→ SHORT TASK
Copy out the lines that have "bool" in them.

→ DATASET ROWS
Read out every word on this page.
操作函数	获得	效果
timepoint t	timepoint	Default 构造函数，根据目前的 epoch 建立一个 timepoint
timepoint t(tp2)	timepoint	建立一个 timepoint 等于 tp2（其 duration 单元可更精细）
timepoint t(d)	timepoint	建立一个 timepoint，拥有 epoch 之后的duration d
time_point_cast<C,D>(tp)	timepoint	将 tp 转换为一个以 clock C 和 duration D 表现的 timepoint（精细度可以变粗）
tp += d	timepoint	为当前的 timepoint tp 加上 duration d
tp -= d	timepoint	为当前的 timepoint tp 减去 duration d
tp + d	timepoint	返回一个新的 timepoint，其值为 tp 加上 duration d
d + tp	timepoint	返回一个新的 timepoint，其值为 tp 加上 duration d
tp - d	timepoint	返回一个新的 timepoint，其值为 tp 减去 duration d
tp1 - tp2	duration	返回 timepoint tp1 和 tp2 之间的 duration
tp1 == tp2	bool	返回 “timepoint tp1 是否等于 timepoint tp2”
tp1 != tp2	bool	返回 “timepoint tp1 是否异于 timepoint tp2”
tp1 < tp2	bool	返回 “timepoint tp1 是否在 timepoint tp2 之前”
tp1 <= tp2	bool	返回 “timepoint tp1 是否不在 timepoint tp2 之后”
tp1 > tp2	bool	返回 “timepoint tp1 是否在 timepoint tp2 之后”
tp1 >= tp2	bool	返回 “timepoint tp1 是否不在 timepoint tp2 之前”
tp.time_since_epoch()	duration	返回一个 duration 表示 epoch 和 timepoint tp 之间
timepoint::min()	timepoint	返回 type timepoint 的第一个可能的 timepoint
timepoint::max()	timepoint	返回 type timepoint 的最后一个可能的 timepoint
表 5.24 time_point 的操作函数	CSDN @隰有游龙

→ RESULT OF THIS EXERCISE
tp1 == tp2	bool	返回 “timepoint tp1 是否等于 timepoint tp2”
tp1 != tp2	bool	返回 “timepoint tp1 是否异于 timepoint tp2”
tp1 < tp2	bool	返回 “timepoint tp1 是否在 timepoint tp2 之前”
tp1 <= tp2	bool	返回 “timepoint tp1 是否不在 timepoint tp2 之后”
tp1 > tp2	bool	返回 “timepoint tp1 是否在 timepoint tp2 之后”
tp1 >= tp2	bool	返回 “timepoint tp1 是否不在 timepoint tp2 之前”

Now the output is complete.